Short task: Retype all of the data. Every line must match exactly.

Extracted records:
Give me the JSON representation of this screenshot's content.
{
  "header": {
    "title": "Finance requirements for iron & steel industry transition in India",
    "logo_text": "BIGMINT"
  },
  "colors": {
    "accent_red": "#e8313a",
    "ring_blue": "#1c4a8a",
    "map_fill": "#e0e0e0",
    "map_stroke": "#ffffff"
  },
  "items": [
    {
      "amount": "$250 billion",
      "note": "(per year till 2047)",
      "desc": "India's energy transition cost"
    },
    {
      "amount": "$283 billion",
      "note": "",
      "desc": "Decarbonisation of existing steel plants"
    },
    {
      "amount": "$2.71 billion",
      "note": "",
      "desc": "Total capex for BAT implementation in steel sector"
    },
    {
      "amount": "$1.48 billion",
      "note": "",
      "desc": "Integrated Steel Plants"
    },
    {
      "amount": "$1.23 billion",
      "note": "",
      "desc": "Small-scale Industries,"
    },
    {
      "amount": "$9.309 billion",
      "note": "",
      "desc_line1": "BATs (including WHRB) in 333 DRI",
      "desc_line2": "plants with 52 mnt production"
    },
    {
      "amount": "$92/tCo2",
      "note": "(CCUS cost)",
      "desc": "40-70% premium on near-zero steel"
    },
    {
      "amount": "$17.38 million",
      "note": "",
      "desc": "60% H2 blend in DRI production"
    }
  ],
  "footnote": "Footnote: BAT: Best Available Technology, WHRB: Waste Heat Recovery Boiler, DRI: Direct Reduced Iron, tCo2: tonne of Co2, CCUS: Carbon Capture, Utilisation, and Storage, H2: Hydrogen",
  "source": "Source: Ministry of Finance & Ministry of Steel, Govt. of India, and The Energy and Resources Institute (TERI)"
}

Exercise solution:
Give me the JSON representation of this screenshot's content.
{
  "header": {
    "title": "Finance requirements for iron & steel industry transition in India",
    "logo_text": "BIGMINT"
  },
  "colors": {
    "accent_red": "#e8313a",
    "ring_blue": "#1c4a8a",
    "map_fill": "#e0e0e0",
    "map_stroke": "#ffffff"
  },
  "items": [
    {
      "amount": "$250 billion",
      "note": "(per year till 2047)",
      "desc": "India's energy transition cost"
    },
    {
      "amount": "$283 billion",
      "note": "",
      "desc": "Decarbonisation of existing steel plants"
    },
    {
      "amount": "$2.71 billion",
      "note": "",
      "desc": "Total capex for BAT implementation in steel sector"
    },
    {
      "amount": "$1.48 billion",
      "note": "",
      "desc": "Integrated Steel Plants"
    },
    {
      "amount": "$1.23 billion",
      "note": "",
      "desc": "Small-scale Industries,"
    },
    {
      "amount": "$9.309 billion",
      "note": "",
      "desc_line1": "BATs (including WHRB) in 333 DRI",
      "desc_line2": "plants with 52 mnt production"
    },
    {
      "amount": "$92/tCo2",
      "note": "(CCUS cost)",
      "desc": "40-70% premium on near-zero steel"
    },
    {
      "amount": "$17.38 million",
      "note": "",
      "desc": "60% H2 blend in DRI production"
    }
  ],
  "footnote": "Footnote: BAT: Best Available Technology, WHRB: Waste Heat Recovery Boiler, DRI: Direct Reduced Iron, tCo2: tonne of Co2, CCUS: Carbon Capture, Utilisation, and Storage, H2: Hydrogen",
  "source": "Source: Ministry of Finance & Ministry of Steel, Govt. of India, and The Energy and Resources Institute (TERI)"
}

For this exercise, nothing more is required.